--- BEGIN The data ---
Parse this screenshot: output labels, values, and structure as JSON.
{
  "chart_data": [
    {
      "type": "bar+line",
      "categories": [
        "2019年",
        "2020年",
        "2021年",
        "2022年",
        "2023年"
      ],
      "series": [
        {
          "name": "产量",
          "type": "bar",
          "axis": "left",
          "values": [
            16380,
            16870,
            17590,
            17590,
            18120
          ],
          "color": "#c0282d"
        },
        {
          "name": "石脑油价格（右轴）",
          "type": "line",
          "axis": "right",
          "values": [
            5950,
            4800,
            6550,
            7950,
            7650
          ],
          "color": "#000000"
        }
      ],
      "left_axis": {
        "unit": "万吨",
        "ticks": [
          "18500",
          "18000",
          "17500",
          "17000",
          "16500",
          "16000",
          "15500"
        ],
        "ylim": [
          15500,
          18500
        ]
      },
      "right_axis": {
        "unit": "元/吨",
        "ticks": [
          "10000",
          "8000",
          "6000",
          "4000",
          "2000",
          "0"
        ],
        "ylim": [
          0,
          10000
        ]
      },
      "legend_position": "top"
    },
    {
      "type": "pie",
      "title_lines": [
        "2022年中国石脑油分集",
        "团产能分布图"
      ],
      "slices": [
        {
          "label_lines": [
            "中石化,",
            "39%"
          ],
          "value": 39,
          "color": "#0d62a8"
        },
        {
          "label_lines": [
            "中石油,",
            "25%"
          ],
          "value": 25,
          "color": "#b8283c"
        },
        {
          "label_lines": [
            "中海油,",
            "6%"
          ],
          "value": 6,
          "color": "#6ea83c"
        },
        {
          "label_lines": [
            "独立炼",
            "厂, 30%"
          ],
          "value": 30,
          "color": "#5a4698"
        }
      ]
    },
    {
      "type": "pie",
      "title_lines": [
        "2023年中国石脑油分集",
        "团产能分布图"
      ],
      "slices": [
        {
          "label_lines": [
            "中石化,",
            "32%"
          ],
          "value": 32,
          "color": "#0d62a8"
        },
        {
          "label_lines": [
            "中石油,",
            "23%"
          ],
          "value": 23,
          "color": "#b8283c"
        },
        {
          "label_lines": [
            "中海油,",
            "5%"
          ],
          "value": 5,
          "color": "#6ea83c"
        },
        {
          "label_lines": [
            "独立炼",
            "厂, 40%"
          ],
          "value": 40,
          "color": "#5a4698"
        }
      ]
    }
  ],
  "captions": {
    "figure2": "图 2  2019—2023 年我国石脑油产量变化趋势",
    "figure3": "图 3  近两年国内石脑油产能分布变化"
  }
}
--- END The data ---
Given problem:
Copy every record exactly as presented.

Written answer:
Parse this screenshot: output labels, values, and structure as JSON.
{
  "chart_data": [
    {
      "type": "bar+line",
      "categories": [
        "2019年",
        "2020年",
        "2021年",
        "2022年",
        "2023年"
      ],
      "series": [
        {
          "name": "产量",
          "type": "bar",
          "axis": "left",
          "values": [
            16380,
            16870,
            17590,
            17590,
            18120
          ],
          "color": "#c0282d"
        },
        {
          "name": "石脑油价格（右轴）",
          "type": "line",
          "axis": "right",
          "values": [
            5950,
            4800,
            6550,
            7950,
            7650
          ],
          "color": "#000000"
        }
      ],
      "left_axis": {
        "unit": "万吨",
        "ticks": [
          "18500",
          "18000",
          "17500",
          "17000",
          "16500",
          "16000",
          "15500"
        ],
        "ylim": [
          15500,
          18500
        ]
      },
      "right_axis": {
        "unit": "元/吨",
        "ticks": [
          "10000",
          "8000",
          "6000",
          "4000",
          "2000",
          "0"
        ],
        "ylim": [
          0,
          10000
        ]
      },
      "legend_position": "top"
    },
    {
      "type": "pie",
      "title_lines": [
        "2022年中国石脑油分集",
        "团产能分布图"
      ],
      "slices": [
        {
          "label_lines": [
            "中石化,",
            "39%"
          ],
          "value": 39,
          "color": "#0d62a8"
        },
        {
          "label_lines": [
            "中石油,",
            "25%"
          ],
          "value": 25,
          "color": "#b8283c"
        },
        {
          "label_lines": [
            "中海油,",
            "6%"
          ],
          "value": 6,
          "color": "#6ea83c"
        },
        {
          "label_lines": [
            "独立炼",
            "厂, 30%"
          ],
          "value": 30,
          "color": "#5a4698"
        }
      ]
    },
    {
      "type": "pie",
      "title_lines": [
        "2023年中国石脑油分集",
        "团产能分布图"
      ],
      "slices": [
        {
          "label_lines": [
            "中石化,",
            "32%"
          ],
          "value": 32,
          "color": "#0d62a8"
        },
        {
          "label_lines": [
            "中石油,",
            "23%"
          ],
          "value": 23,
          "color": "#b8283c"
        },
        {
          "label_lines": [
            "中海油,",
            "5%"
          ],
          "value": 5,
          "color": "#6ea83c"
        },
        {
          "label_lines": [
            "独立炼",
            "厂, 40%"
          ],
          "value": 40,
          "color": "#5a4698"
        }
      ]
    }
  ],
  "captions": {
    "figure2": "图 2  2019—2023 年我国石脑油产量变化趋势",
    "figure3": "图 3  近两年国内石脑油产能分布变化"
  }
}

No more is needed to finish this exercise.